◆ DIRECTIONS
Quote all entries exactly, leaving pictures aside.
━━ MATERIAL PROVIDED
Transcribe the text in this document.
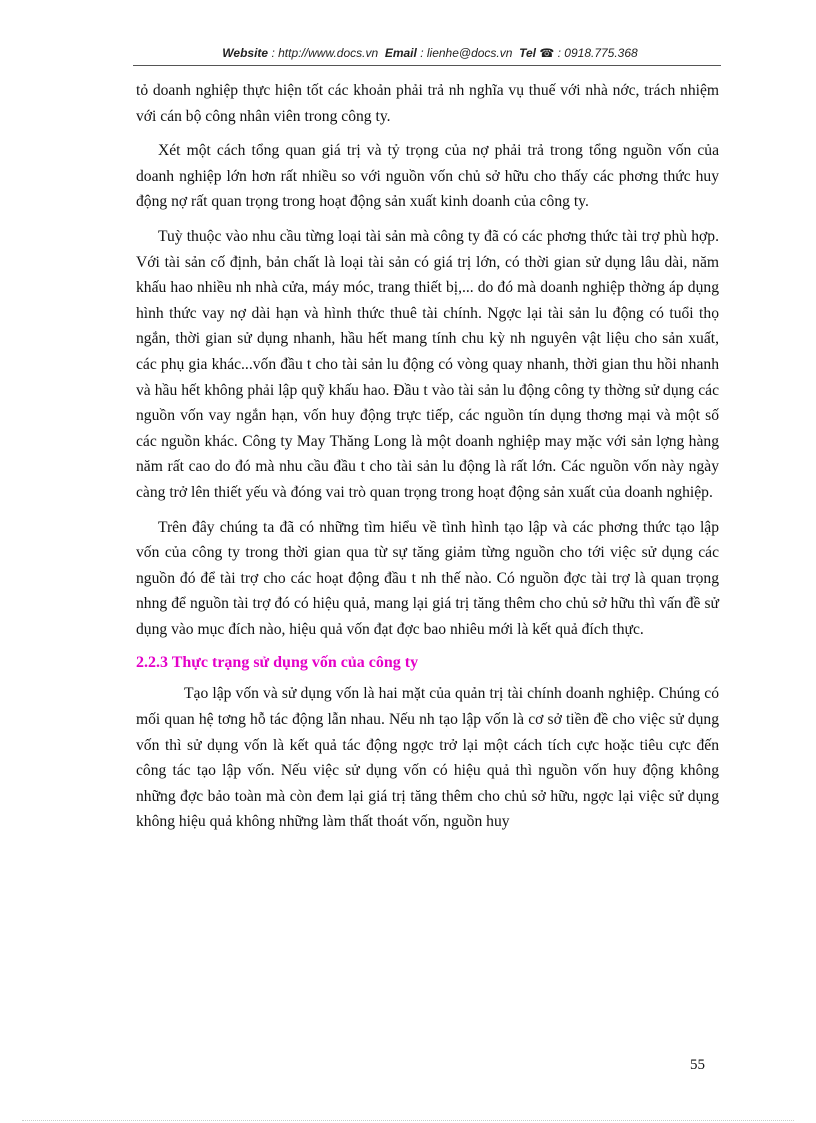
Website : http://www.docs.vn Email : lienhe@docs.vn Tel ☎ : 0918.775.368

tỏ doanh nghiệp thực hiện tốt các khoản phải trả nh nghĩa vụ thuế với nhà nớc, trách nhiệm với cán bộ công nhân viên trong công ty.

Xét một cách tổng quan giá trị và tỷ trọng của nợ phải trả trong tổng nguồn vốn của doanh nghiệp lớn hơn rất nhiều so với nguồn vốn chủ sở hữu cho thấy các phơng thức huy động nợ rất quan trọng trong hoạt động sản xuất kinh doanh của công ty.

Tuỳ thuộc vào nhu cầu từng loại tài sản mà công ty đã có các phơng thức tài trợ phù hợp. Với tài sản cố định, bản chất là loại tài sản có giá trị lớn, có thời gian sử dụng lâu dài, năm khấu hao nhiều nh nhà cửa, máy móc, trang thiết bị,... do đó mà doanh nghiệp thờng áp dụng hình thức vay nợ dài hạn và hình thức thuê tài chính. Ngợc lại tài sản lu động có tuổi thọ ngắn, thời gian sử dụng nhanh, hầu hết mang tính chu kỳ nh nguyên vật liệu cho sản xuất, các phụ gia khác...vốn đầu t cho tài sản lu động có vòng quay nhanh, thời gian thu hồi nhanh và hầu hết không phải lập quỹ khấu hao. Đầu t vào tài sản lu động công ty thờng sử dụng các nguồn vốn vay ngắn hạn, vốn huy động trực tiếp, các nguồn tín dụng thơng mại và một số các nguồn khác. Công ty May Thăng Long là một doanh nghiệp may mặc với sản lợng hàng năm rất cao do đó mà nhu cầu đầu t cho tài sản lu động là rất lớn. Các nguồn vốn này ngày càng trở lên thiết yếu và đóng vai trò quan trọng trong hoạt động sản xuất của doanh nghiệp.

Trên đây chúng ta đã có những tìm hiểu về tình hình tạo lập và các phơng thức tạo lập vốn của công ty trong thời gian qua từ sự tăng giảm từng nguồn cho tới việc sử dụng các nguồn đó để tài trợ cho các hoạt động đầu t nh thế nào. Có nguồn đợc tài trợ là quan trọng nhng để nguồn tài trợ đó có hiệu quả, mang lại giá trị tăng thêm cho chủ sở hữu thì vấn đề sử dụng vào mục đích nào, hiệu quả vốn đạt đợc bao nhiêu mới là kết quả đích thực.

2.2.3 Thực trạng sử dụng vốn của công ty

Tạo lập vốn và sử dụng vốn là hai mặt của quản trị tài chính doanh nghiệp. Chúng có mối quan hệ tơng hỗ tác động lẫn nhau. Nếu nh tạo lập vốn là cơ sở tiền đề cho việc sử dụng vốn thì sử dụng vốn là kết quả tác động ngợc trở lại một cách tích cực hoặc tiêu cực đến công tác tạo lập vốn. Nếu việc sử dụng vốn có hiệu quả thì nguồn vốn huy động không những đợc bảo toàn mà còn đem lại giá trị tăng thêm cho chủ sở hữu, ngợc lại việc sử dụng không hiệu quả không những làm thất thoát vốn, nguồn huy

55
━━━━
◆ EXERCISE SOLUTION
Transcribe the text in this document.
Website : http://www.docs.vn Email : lienhe@docs.vn Tel ☎ : 0918.775.368

tỏ doanh nghiệp thực hiện tốt các khoản phải trả nh nghĩa vụ thuế với nhà nớc, trách nhiệm với cán bộ công nhân viên trong công ty.

Xét một cách tổng quan giá trị và tỷ trọng của nợ phải trả trong tổng nguồn vốn của doanh nghiệp lớn hơn rất nhiều so với nguồn vốn chủ sở hữu cho thấy các phơng thức huy động nợ rất quan trọng trong hoạt động sản xuất kinh doanh của công ty.

Tuỳ thuộc vào nhu cầu từng loại tài sản mà công ty đã có các phơng thức tài trợ phù hợp. Với tài sản cố định, bản chất là loại tài sản có giá trị lớn, có thời gian sử dụng lâu dài, năm khấu hao nhiều nh nhà cửa, máy móc, trang thiết bị,... do đó mà doanh nghiệp thờng áp dụng hình thức vay nợ dài hạn và hình thức thuê tài chính. Ngợc lại tài sản lu động có tuổi thọ ngắn, thời gian sử dụng nhanh, hầu hết mang tính chu kỳ nh nguyên vật liệu cho sản xuất, các phụ gia khác...vốn đầu t cho tài sản lu động có vòng quay nhanh, thời gian thu hồi nhanh và hầu hết không phải lập quỹ khấu hao. Đầu t vào tài sản lu động công ty thờng sử dụng các nguồn vốn vay ngắn hạn, vốn huy động trực tiếp, các nguồn tín dụng thơng mại và một số các nguồn khác. Công ty May Thăng Long là một doanh nghiệp may mặc với sản lợng hàng năm rất cao do đó mà nhu cầu đầu t cho tài sản lu động là rất lớn. Các nguồn vốn này ngày càng trở lên thiết yếu và đóng vai trò quan trọng trong hoạt động sản xuất của doanh nghiệp.

Trên đây chúng ta đã có những tìm hiểu về tình hình tạo lập và các phơng thức tạo lập vốn của công ty trong thời gian qua từ sự tăng giảm từng nguồn cho tới việc sử dụng các nguồn đó để tài trợ cho các hoạt động đầu t nh thế nào. Có nguồn đợc tài trợ là quan trọng nhng để nguồn tài trợ đó có hiệu quả, mang lại giá trị tăng thêm cho chủ sở hữu thì vấn đề sử dụng vào mục đích nào, hiệu quả vốn đạt đợc bao nhiêu mới là kết quả đích thực.

2.2.3 Thực trạng sử dụng vốn của công ty

Tạo lập vốn và sử dụng vốn là hai mặt của quản trị tài chính doanh nghiệp. Chúng có mối quan hệ tơng hỗ tác động lẫn nhau. Nếu nh tạo lập vốn là cơ sở tiền đề cho việc sử dụng vốn thì sử dụng vốn là kết quả tác động ngợc trở lại một cách tích cực hoặc tiêu cực đến công tác tạo lập vốn. Nếu việc sử dụng vốn có hiệu quả thì nguồn vốn huy động không những đợc bảo toàn mà còn đem lại giá trị tăng thêm cho chủ sở hữu, ngợc lại việc sử dụng không hiệu quả không những làm thất thoát vốn, nguồn huy

55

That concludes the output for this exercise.